Repeat all of the material below exactly as written, images excluded.

::: Recorded data

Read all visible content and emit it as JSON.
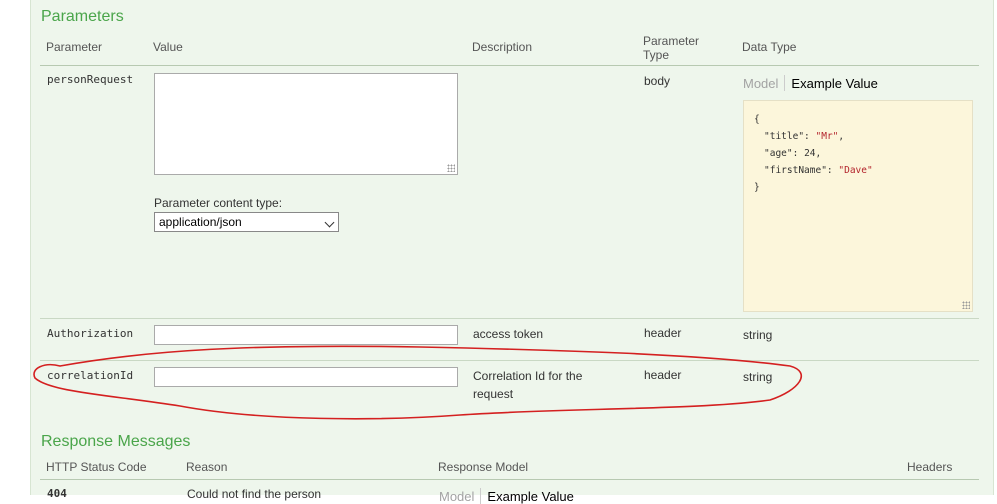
{
  "parameters": {
    "title": "Parameters",
    "headers": {
      "parameter": "Parameter",
      "value": "Value",
      "description": "Description",
      "parameter_type": "Parameter Type",
      "data_type": "Data Type"
    },
    "rows": [
      {
        "name": "personRequest",
        "value": "",
        "content_type_label": "Parameter content type:",
        "content_type_value": "application/json",
        "description": "",
        "param_type": "body",
        "data_type_tabs": [
          "Model",
          "Example Value"
        ],
        "example_lines": [
          {
            "indent": 0,
            "text": "{"
          },
          {
            "indent": 1,
            "key": "\"title\"",
            "sep": ": ",
            "val": "\"Mr\"",
            "kind": "str",
            "end": ","
          },
          {
            "indent": 1,
            "key": "\"age\"",
            "sep": ": ",
            "val": "24",
            "kind": "num",
            "end": ","
          },
          {
            "indent": 1,
            "key": "\"firstName\"",
            "sep": ": ",
            "val": "\"Dave\"",
            "kind": "str",
            "end": ""
          },
          {
            "indent": 0,
            "text": "}"
          }
        ]
      },
      {
        "name": "Authorization",
        "value": "",
        "description": "access token",
        "param_type": "header",
        "data_type": "string"
      },
      {
        "name": "correlationId",
        "value": "",
        "description": "Correlation Id for the request",
        "param_type": "header",
        "data_type": "string"
      }
    ]
  },
  "responses": {
    "title": "Response Messages",
    "headers": {
      "status": "HTTP Status Code",
      "reason": "Reason",
      "model": "Response Model",
      "headers": "Headers"
    },
    "rows": [
      {
        "status": "404",
        "reason": "Could not find the person",
        "tabs": [
          "Model",
          "Example Value"
        ]
      }
    ]
  },
  "annotation": {
    "color": "#d42020"
  }
}
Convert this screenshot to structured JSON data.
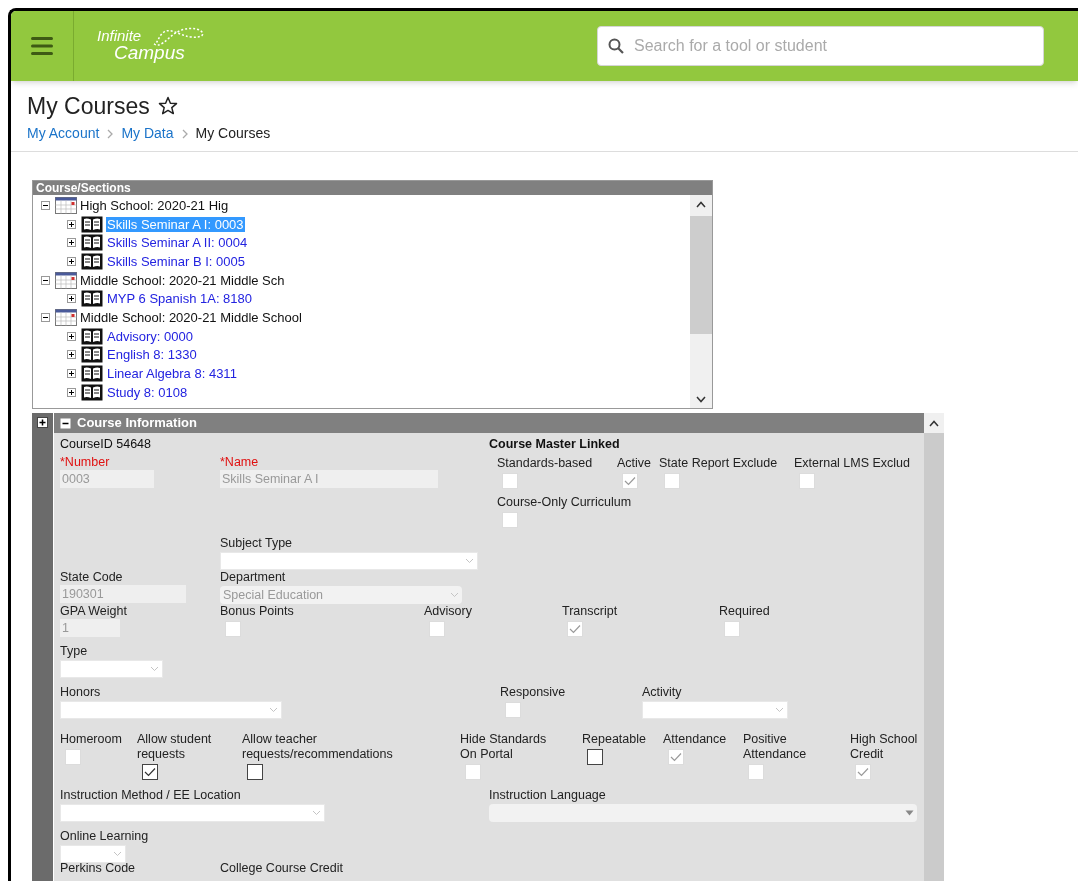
{
  "header": {
    "logo_top": "Infinite",
    "logo_bottom": "Campus",
    "search": {
      "placeholder": "Search for a tool or student"
    }
  },
  "page": {
    "title": "My Courses",
    "breadcrumb": [
      "My Account",
      "My Data",
      "My Courses"
    ]
  },
  "tree": {
    "title": "Course/Sections",
    "nodes": [
      {
        "kind": "school",
        "label": "High School: 2020-21 Hig",
        "expanded": true,
        "children": [
          {
            "kind": "course",
            "label": "Skills Seminar A I: 0003",
            "expanded": false,
            "selected": true
          },
          {
            "kind": "course",
            "label": "Skills Seminar A II: 0004",
            "expanded": false,
            "selected": false
          },
          {
            "kind": "course",
            "label": "Skills Seminar B I: 0005",
            "expanded": false,
            "selected": false
          }
        ]
      },
      {
        "kind": "school",
        "label": "Middle School: 2020-21 Middle Sch",
        "expanded": true,
        "children": [
          {
            "kind": "course",
            "label": "MYP 6 Spanish 1A: 8180",
            "expanded": false,
            "selected": false
          }
        ]
      },
      {
        "kind": "school",
        "label": "Middle School: 2020-21 Middle School",
        "expanded": true,
        "children": [
          {
            "kind": "course",
            "label": "Advisory: 0000",
            "expanded": false,
            "selected": false
          },
          {
            "kind": "course",
            "label": "English 8: 1330",
            "expanded": false,
            "selected": false
          },
          {
            "kind": "course",
            "label": "Linear Algebra 8: 4311",
            "expanded": false,
            "selected": false
          },
          {
            "kind": "course",
            "label": "Study 8: 0108",
            "expanded": false,
            "selected": false
          }
        ]
      }
    ]
  },
  "course_info": {
    "title": "Course Information",
    "expanded": true,
    "items": [
      {
        "kind": "heading",
        "label": "CourseID 54648"
      },
      {
        "kind": "text",
        "label": "*Number",
        "required": true,
        "value": "0003"
      },
      {
        "kind": "text",
        "label": "*Name",
        "required": true,
        "value": "Skills Seminar A I"
      },
      {
        "kind": "heading",
        "label": "Course Master Linked"
      },
      {
        "kind": "checkbox",
        "label": "Standards-based",
        "checked": false,
        "disabled": true
      },
      {
        "kind": "checkbox",
        "label": "Active",
        "checked": true,
        "disabled": true
      },
      {
        "kind": "checkbox",
        "label": "State Report Exclude",
        "checked": false,
        "disabled": true
      },
      {
        "kind": "checkbox",
        "label": "External LMS Exclud",
        "checked": false,
        "disabled": true
      },
      {
        "kind": "checkbox",
        "label": "Course-Only Curriculum",
        "checked": false,
        "disabled": true
      },
      {
        "kind": "select",
        "label": "Subject Type",
        "disabled": false
      },
      {
        "kind": "text",
        "label": "State Code",
        "required": false,
        "value": "190301"
      },
      {
        "kind": "select",
        "label": "Department",
        "value": "Special Education",
        "disabled": true
      },
      {
        "kind": "text",
        "label": "GPA Weight",
        "required": false,
        "value": "1"
      },
      {
        "kind": "checkbox",
        "label": "Bonus Points",
        "checked": false,
        "disabled": true
      },
      {
        "kind": "checkbox",
        "label": "Advisory",
        "checked": false,
        "disabled": true
      },
      {
        "kind": "checkbox",
        "label": "Transcript",
        "checked": true,
        "disabled": true
      },
      {
        "kind": "checkbox",
        "label": "Required",
        "checked": false,
        "disabled": true
      },
      {
        "kind": "select",
        "label": "Type",
        "disabled": false
      },
      {
        "kind": "select",
        "label": "Honors",
        "disabled": false
      },
      {
        "kind": "checkbox",
        "label": "Responsive",
        "checked": false,
        "disabled": true
      },
      {
        "kind": "select",
        "label": "Activity",
        "disabled": false
      },
      {
        "kind": "checkbox",
        "label": "Homeroom",
        "checked": false,
        "disabled": true
      },
      {
        "kind": "checkbox",
        "label": "Allow student requests",
        "checked": true,
        "disabled": false
      },
      {
        "kind": "checkbox",
        "label": "Allow teacher requests/recommendations",
        "checked": false,
        "disabled": false
      },
      {
        "kind": "checkbox",
        "label": "Hide Standards On Portal",
        "checked": false,
        "disabled": true
      },
      {
        "kind": "checkbox",
        "label": "Repeatable",
        "checked": false,
        "disabled": false
      },
      {
        "kind": "checkbox",
        "label": "Attendance",
        "checked": true,
        "disabled": true
      },
      {
        "kind": "checkbox",
        "label": "Positive Attendance",
        "checked": false,
        "disabled": true
      },
      {
        "kind": "checkbox",
        "label": "High School Credit",
        "checked": true,
        "disabled": true
      },
      {
        "kind": "select",
        "label": "Instruction Method / EE Location",
        "disabled": false
      },
      {
        "kind": "select",
        "label": "Instruction Language",
        "disabled": true
      },
      {
        "kind": "select",
        "label": "Online Learning",
        "disabled": false
      },
      {
        "kind": "label",
        "label": "Perkins Code"
      },
      {
        "kind": "label",
        "label": "College Course Credit"
      }
    ]
  }
}
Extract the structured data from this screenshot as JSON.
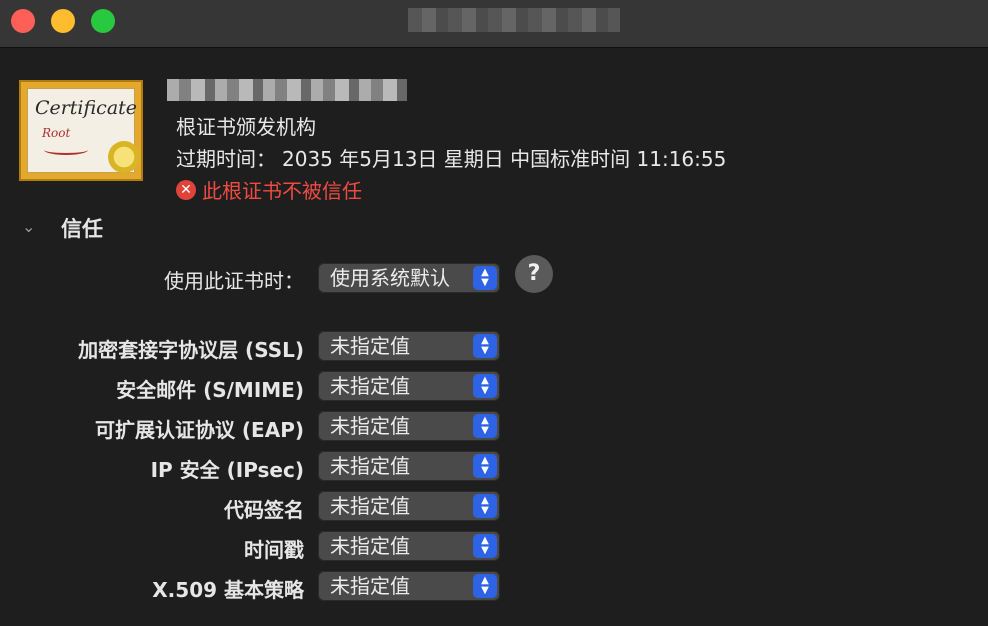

::::::

Answer for this exercise –
Read all visible content and emit it as JSON.
{
  "parameters": {
    "title": "Parameters",
    "headers": {
      "parameter": "Parameter",
      "value": "Value",
      "description": "Description",
      "parameter_type": "Parameter Type",
      "data_type": "Data Type"
    },
    "rows": [
      {
        "name": "personRequest",
        "value": "",
        "content_type_label": "Parameter content type:",
        "content_type_value": "application/json",
        "description": "",
        "param_type": "body",
        "data_type_tabs": [
          "Model",
          "Example Value"
        ],
        "example_lines": [
          {
            "indent": 0,
            "text": "{"
          },
          {
            "indent": 1,
            "key": "\"title\"",
            "sep": ": ",
            "val": "\"Mr\"",
            "kind": "str",
            "end": ","
          },
          {
            "indent": 1,
            "key": "\"age\"",
            "sep": ": ",
            "val": "24",
            "kind": "num",
            "end": ","
          },
          {
            "indent": 1,
            "key": "\"firstName\"",
            "sep": ": ",
            "val": "\"Dave\"",
            "kind": "str",
            "end": ""
          },
          {
            "indent": 0,
            "text": "}"
          }
        ]
      },
      {
        "name": "Authorization",
        "value": "",
        "description": "access token",
        "param_type": "header",
        "data_type": "string"
      },
      {
        "name": "correlationId",
        "value": "",
        "description": "Correlation Id for the request",
        "param_type": "header",
        "data_type": "string"
      }
    ]
  },
  "responses": {
    "title": "Response Messages",
    "headers": {
      "status": "HTTP Status Code",
      "reason": "Reason",
      "model": "Response Model",
      "headers": "Headers"
    },
    "rows": [
      {
        "status": "404",
        "reason": "Could not find the person",
        "tabs": [
          "Model",
          "Example Value"
        ]
      }
    ]
  },
  "annotation": {
    "color": "#d42020"
  }
}
Convert this screenshot to structured JSON data.
{
  "header": {
    "logo_top": "Infinite",
    "logo_bottom": "Campus",
    "search": {
      "placeholder": "Search for a tool or student"
    }
  },
  "page": {
    "title": "My Courses",
    "breadcrumb": [
      "My Account",
      "My Data",
      "My Courses"
    ]
  },
  "tree": {
    "title": "Course/Sections",
    "nodes": [
      {
        "kind": "school",
        "label": "High School: 2020-21 Hig",
        "expanded": true,
        "children": [
          {
            "kind": "course",
            "label": "Skills Seminar A I: 0003",
            "expanded": false,
            "selected": true
          },
          {
            "kind": "course",
            "label": "Skills Seminar A II: 0004",
            "expanded": false,
            "selected": false
          },
          {
            "kind": "course",
            "label": "Skills Seminar B I: 0005",
            "expanded": false,
            "selected": false
          }
        ]
      },
      {
        "kind": "school",
        "label": "Middle School: 2020-21 Middle Sch",
        "expanded": true,
        "children": [
          {
            "kind": "course",
            "label": "MYP 6 Spanish 1A: 8180",
            "expanded": false,
            "selected": false
          }
        ]
      },
      {
        "kind": "school",
        "label": "Middle School: 2020-21 Middle School",
        "expanded": true,
        "children": [
          {
            "kind": "course",
            "label": "Advisory: 0000",
            "expanded": false,
            "selected": false
          },
          {
            "kind": "course",
            "label": "English 8: 1330",
            "expanded": false,
            "selected": false
          },
          {
            "kind": "course",
            "label": "Linear Algebra 8: 4311",
            "expanded": false,
            "selected": false
          },
          {
            "kind": "course",
            "label": "Study 8: 0108",
            "expanded": false,
            "selected": false
          }
        ]
      }
    ]
  },
  "course_info": {
    "title": "Course Information",
    "expanded": true,
    "items": [
      {
        "kind": "heading",
        "label": "CourseID 54648"
      },
      {
        "kind": "text",
        "label": "*Number",
        "required": true,
        "value": "0003"
      },
      {
        "kind": "text",
        "label": "*Name",
        "required": true,
        "value": "Skills Seminar A I"
      },
      {
        "kind": "heading",
        "label": "Course Master Linked"
      },
      {
        "kind": "checkbox",
        "label": "Standards-based",
        "checked": false,
        "disabled": true
      },
      {
        "kind": "checkbox",
        "label": "Active",
        "checked": true,
        "disabled": true
      },
      {
        "kind": "checkbox",
        "label": "State Report Exclude",
        "checked": false,
        "disabled": true
      },
      {
        "kind": "checkbox",
        "label": "External LMS Exclud",
        "checked": false,
        "disabled": true
      },
      {
        "kind": "checkbox",
        "label": "Course-Only Curriculum",
        "checked": false,
        "disabled": true
      },
      {
        "kind": "select",
        "label": "Subject Type",
        "disabled": false
      },
      {
        "kind": "text",
        "label": "State Code",
        "required": false,
        "value": "190301"
      },
      {
        "kind": "select",
        "label": "Department",
        "value": "Special Education",
        "disabled": true
      },
      {
        "kind": "text",
        "label": "GPA Weight",
        "required": false,
        "value": "1"
      },
      {
        "kind": "checkbox",
        "label": "Bonus Points",
        "checked": false,
        "disabled": true
      },
      {
        "kind": "checkbox",
        "label": "Advisory",
        "checked": false,
        "disabled": true
      },
      {
        "kind": "checkbox",
        "label": "Transcript",
        "checked": true,
        "disabled": true
      },
      {
        "kind": "checkbox",
        "label": "Required",
        "checked": false,
        "disabled": true
      },
      {
        "kind": "select",
        "label": "Type",
        "disabled": false
      },
      {
        "kind": "select",
        "label": "Honors",
        "disabled": false
      },
      {
        "kind": "checkbox",
        "label": "Responsive",
        "checked": false,
        "disabled": true
      },
      {
        "kind": "select",
        "label": "Activity",
        "disabled": false
      },
      {
        "kind": "checkbox",
        "label": "Homeroom",
        "checked": false,
        "disabled": true
      },
      {
        "kind": "checkbox",
        "label": "Allow student requests",
        "checked": true,
        "disabled": false
      },
      {
        "kind": "checkbox",
        "label": "Allow teacher requests/recommendations",
        "checked": false,
        "disabled": false
      },
      {
        "kind": "checkbox",
        "label": "Hide Standards On Portal",
        "checked": false,
        "disabled": true
      },
      {
        "kind": "checkbox",
        "label": "Repeatable",
        "checked": false,
        "disabled": false
      },
      {
        "kind": "checkbox",
        "label": "Attendance",
        "checked": true,
        "disabled": true
      },
      {
        "kind": "checkbox",
        "label": "Positive Attendance",
        "checked": false,
        "disabled": true
      },
      {
        "kind": "checkbox",
        "label": "High School Credit",
        "checked": true,
        "disabled": true
      },
      {
        "kind": "select",
        "label": "Instruction Method / EE Location",
        "disabled": false
      },
      {
        "kind": "select",
        "label": "Instruction Language",
        "disabled": true
      },
      {
        "kind": "select",
        "label": "Online Learning",
        "disabled": false
      },
      {
        "kind": "label",
        "label": "Perkins Code"
      },
      {
        "kind": "label",
        "label": "College Course Credit"
      }
    ]
  }
}
Extract the structured data from this screenshot as JSON.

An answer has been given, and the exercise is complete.